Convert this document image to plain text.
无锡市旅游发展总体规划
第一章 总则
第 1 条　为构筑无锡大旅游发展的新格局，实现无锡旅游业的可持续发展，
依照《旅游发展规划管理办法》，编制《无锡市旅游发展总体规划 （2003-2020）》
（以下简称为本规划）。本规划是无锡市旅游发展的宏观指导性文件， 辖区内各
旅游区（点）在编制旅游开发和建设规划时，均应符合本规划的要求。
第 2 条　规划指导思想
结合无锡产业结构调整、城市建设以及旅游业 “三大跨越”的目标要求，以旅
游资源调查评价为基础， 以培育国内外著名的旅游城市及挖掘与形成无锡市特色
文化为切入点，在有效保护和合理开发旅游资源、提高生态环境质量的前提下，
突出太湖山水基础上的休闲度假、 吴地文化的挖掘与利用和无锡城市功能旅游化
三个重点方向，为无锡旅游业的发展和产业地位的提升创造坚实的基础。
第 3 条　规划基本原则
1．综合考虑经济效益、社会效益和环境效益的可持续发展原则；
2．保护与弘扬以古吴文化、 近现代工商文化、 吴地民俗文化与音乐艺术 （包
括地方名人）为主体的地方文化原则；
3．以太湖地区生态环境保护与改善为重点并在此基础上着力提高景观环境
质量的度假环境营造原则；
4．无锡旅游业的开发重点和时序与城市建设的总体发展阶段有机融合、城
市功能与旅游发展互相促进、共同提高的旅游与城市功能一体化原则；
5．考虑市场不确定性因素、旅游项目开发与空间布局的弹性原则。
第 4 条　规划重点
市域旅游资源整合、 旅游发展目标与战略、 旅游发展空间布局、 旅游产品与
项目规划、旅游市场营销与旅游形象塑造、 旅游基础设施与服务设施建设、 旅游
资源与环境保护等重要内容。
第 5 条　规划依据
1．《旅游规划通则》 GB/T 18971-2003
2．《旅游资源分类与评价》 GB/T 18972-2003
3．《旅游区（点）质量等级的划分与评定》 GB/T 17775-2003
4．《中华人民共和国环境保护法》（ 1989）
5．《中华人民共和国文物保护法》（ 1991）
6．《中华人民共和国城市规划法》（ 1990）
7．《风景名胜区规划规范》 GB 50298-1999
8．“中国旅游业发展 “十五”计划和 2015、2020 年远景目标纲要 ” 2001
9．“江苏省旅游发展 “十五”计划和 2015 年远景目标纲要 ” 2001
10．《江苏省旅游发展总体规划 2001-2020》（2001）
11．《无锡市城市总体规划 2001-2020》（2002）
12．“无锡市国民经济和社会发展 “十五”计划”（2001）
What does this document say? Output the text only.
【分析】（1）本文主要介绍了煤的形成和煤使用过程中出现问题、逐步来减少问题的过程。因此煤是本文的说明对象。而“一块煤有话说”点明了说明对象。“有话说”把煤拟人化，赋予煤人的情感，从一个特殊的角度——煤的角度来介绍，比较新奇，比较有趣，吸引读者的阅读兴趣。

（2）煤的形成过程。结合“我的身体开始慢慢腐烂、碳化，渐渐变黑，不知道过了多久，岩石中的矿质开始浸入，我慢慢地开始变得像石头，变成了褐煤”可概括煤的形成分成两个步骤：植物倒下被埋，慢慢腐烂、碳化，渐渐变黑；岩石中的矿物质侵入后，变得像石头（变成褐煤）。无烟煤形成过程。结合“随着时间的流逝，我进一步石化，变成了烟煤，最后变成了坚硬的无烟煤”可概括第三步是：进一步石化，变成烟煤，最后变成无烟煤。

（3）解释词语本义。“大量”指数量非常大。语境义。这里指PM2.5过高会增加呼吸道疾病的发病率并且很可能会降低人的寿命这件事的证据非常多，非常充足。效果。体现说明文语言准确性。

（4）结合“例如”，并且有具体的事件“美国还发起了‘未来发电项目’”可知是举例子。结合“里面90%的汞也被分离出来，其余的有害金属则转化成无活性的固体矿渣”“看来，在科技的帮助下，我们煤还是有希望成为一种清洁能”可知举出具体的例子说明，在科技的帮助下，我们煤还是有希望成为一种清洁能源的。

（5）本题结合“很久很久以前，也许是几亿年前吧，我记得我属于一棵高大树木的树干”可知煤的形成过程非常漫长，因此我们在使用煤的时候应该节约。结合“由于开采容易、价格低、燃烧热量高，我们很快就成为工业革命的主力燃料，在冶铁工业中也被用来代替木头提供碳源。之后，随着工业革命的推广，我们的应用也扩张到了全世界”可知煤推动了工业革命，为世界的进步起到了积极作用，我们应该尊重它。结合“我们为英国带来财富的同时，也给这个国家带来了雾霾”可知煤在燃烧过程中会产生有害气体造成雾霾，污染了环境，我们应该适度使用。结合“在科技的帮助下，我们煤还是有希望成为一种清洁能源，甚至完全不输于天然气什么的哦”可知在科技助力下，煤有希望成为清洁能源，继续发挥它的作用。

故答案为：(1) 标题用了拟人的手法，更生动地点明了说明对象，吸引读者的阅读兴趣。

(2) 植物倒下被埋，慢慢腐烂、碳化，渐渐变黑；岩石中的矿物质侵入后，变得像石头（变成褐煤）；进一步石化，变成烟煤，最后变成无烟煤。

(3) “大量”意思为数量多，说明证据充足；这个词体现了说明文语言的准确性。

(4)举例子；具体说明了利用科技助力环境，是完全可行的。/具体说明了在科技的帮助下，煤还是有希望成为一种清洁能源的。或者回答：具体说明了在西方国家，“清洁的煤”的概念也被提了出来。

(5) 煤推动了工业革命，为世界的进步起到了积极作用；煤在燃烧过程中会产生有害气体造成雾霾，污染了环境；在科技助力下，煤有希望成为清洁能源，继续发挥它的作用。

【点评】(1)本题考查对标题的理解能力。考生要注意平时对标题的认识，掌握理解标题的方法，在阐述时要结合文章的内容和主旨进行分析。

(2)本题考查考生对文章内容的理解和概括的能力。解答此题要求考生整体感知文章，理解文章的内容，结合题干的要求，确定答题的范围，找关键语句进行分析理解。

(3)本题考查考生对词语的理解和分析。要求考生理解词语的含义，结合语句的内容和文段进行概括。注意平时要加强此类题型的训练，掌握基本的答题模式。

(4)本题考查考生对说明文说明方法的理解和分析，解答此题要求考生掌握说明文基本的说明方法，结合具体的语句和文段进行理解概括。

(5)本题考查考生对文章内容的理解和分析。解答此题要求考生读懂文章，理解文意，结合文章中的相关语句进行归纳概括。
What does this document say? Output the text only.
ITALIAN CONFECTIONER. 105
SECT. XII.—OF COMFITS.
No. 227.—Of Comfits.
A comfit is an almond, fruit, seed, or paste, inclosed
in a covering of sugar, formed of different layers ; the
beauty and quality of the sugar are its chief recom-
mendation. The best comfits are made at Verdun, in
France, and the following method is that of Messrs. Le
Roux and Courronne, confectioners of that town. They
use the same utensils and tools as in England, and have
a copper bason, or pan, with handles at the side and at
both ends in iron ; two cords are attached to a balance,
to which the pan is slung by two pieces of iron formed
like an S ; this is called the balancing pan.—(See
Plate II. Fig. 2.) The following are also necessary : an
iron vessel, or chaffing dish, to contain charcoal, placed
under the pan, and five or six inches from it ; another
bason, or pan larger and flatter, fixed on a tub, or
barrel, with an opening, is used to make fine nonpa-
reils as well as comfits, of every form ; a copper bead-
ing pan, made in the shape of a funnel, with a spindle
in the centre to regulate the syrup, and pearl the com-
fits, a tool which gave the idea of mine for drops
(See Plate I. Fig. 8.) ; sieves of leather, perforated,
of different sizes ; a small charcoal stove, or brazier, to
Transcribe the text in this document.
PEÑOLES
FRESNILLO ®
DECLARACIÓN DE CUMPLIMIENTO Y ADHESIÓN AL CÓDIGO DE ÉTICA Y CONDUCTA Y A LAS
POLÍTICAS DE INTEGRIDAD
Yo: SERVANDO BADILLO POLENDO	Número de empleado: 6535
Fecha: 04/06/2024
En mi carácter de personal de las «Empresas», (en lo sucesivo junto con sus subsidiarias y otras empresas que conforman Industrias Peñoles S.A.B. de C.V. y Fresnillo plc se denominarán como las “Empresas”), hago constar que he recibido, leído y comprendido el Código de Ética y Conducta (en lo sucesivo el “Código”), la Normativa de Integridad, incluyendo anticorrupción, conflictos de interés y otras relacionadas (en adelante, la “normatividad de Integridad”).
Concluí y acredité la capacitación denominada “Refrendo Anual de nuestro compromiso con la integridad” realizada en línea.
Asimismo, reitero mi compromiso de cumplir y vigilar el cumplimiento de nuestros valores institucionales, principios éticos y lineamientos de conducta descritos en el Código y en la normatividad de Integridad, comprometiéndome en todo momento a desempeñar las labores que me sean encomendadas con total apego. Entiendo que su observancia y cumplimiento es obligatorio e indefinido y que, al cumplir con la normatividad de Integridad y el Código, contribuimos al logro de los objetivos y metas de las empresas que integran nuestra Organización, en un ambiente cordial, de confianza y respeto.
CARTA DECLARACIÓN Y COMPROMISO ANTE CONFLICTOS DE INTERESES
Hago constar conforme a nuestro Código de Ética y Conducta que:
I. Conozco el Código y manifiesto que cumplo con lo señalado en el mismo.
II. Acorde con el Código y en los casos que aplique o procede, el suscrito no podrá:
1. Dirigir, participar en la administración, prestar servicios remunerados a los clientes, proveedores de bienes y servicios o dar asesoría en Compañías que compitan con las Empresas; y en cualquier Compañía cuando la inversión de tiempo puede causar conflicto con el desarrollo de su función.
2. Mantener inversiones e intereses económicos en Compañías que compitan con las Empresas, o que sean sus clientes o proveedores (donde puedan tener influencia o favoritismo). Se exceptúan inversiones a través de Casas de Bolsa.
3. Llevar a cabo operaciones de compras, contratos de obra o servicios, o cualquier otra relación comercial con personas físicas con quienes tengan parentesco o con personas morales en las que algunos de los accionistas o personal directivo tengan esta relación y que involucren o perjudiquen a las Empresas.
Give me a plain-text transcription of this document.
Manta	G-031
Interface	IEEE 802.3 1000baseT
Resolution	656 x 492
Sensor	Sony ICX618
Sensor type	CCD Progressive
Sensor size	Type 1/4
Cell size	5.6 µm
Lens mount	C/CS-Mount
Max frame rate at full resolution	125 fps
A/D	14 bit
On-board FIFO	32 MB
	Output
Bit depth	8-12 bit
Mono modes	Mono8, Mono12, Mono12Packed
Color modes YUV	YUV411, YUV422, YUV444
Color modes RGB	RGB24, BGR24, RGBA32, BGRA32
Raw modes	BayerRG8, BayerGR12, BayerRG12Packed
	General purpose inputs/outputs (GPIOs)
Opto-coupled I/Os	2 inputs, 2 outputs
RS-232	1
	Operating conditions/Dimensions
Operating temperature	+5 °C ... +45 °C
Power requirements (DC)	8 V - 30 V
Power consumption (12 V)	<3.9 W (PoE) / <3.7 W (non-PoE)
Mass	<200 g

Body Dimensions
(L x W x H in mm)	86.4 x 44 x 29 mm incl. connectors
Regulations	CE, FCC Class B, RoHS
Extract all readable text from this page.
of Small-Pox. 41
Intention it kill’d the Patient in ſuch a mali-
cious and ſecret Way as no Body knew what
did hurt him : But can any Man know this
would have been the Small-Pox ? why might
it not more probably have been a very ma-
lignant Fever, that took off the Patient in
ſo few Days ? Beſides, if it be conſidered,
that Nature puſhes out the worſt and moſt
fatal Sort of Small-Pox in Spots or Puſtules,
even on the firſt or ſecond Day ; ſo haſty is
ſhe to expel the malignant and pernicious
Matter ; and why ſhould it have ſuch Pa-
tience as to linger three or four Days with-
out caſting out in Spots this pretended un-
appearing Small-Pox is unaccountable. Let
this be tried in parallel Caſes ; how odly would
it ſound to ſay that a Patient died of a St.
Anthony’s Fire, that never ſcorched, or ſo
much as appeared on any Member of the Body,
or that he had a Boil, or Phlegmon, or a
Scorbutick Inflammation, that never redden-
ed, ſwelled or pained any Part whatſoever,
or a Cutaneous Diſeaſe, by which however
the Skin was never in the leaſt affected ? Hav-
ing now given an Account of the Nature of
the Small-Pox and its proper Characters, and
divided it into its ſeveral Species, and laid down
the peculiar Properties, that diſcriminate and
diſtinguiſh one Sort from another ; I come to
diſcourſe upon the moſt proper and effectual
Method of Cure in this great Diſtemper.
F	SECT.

**Work to do:** Repeat only the stretch of lines starting at the one containing "Extract all readable text from this page." and running to the final line of the entries above.

**Written answer:**
Extract all readable text from this page.
of Small-Pox. 41
Intention it kill’d the Patient in ſuch a mali-
cious and ſecret Way as no Body knew what
did hurt him : But can any Man know this
would have been the Small-Pox ? why might
it not more probably have been a very ma-
lignant Fever, that took off the Patient in
ſo few Days ? Beſides, if it be conſidered,
that Nature puſhes out the worſt and moſt
fatal Sort of Small-Pox in Spots or Puſtules,
even on the firſt or ſecond Day ; ſo haſty is
ſhe to expel the malignant and pernicious
Matter ; and why ſhould it have ſuch Pa-
tience as to linger three or four Days with-
out caſting out in Spots this pretended un-
appearing Small-Pox is unaccountable. Let
this be tried in parallel Caſes ; how odly would
it ſound to ſay that a Patient died of a St.
Anthony’s Fire, that never ſcorched, or ſo
much as appeared on any Member of the Body,
or that he had a Boil, or Phlegmon, or a
Scorbutick Inflammation, that never redden-
ed, ſwelled or pained any Part whatſoever,
or a Cutaneous Diſeaſe, by which however
the Skin was never in the leaſt affected ? Hav-
ing now given an Account of the Nature of
the Small-Pox and its proper Characters, and
divided it into its ſeveral Species, and laid down
the peculiar Properties, that diſcriminate and
diſtinguiſh one Sort from another ; I come to
diſcourſe upon the moſt proper and effectual
Method of Cure in this great Diſtemper.
F	SECT.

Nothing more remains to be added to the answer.